[BEGIN]
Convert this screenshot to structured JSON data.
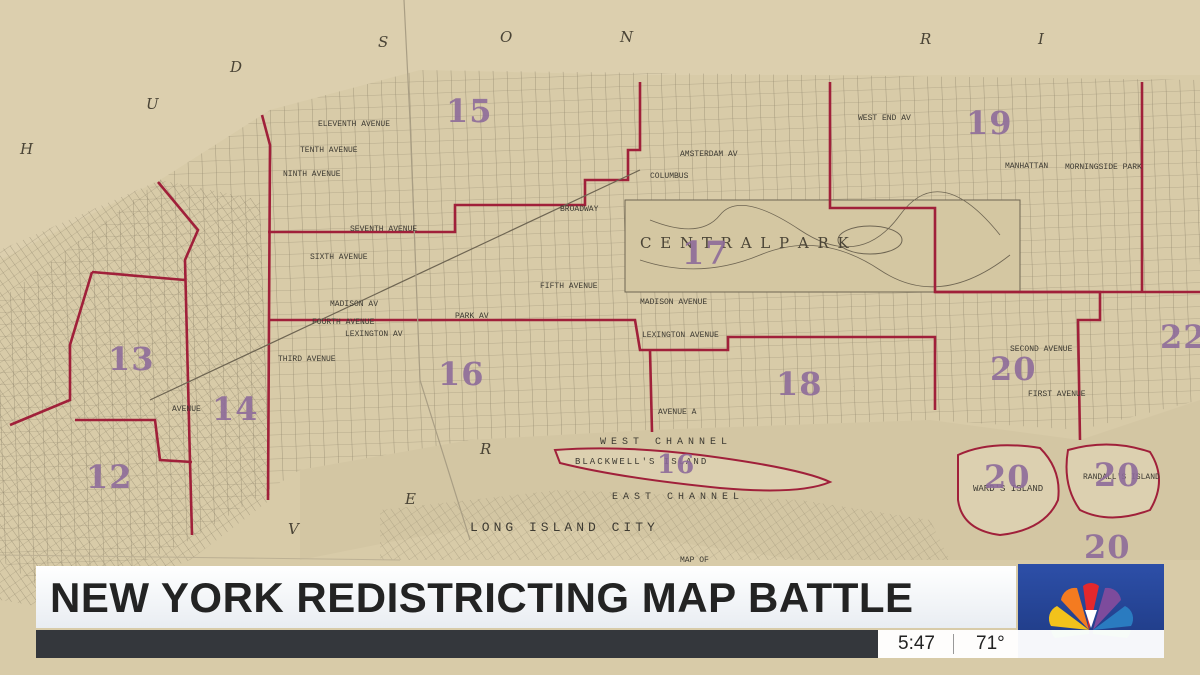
{
  "map": {
    "water_labels": [
      "H",
      "U",
      "D",
      "S",
      "O",
      "N",
      "R",
      "I",
      "V",
      "E",
      "R"
    ],
    "districts": [
      "12",
      "13",
      "14",
      "15",
      "16",
      "17",
      "18",
      "19",
      "20",
      "20",
      "20",
      "20",
      "22"
    ],
    "landmarks": {
      "central_park": "C E N T R A L   P A R K",
      "west_channel": "WEST CHANNEL",
      "east_channel": "EAST CHANNEL",
      "wards_island": "WARD'S ISLAND",
      "randalls_island": "RANDALL'S ISLAND",
      "long_island_city": "LONG ISLAND CITY",
      "blackwells_island": "BLACKWELL'S ISLAND",
      "map_of": "MAP OF"
    },
    "streets": [
      "ELEVENTH AVENUE",
      "TENTH AVENUE",
      "NINTH AVENUE",
      "SEVENTH AVENUE",
      "SIXTH AVENUE",
      "BROADWAY",
      "FIFTH AVENUE",
      "MADISON AV",
      "FOURTH AVENUE",
      "LEXINGTON AV",
      "PARK AV",
      "THIRD AVENUE",
      "SECOND AVENUE",
      "FIRST AVENUE",
      "AVENUE A",
      "WEST END AV",
      "AMSTERDAM AV",
      "COLUMBUS",
      "MANHATTAN",
      "MORNINGSIDE PARK",
      "MADISON AVENUE",
      "LEXINGTON AVENUE",
      "AVENUE"
    ],
    "colors": {
      "paper": "#d8cba8",
      "lines": "#8a8068",
      "district_border": "#a0203a",
      "number_ink": "#8e6c9a",
      "water": "#cfc4a6"
    }
  },
  "banner": {
    "headline": "NEW YORK REDISTRICTING MAP BATTLE",
    "time": "5:47",
    "temperature": "71°",
    "logo": "nbc-peacock-icon"
  }
}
[END]
§ Written exercise
Show the lines of the records that include the string "ISLAND".

§ Exercise response
      "wards_island": "WARD'S ISLAND",
      "randalls_island": "RANDALL'S ISLAND",
      "long_island_city": "LONG ISLAND CITY",
      "blackwells_island": "BLACKWELL'S ISLAND",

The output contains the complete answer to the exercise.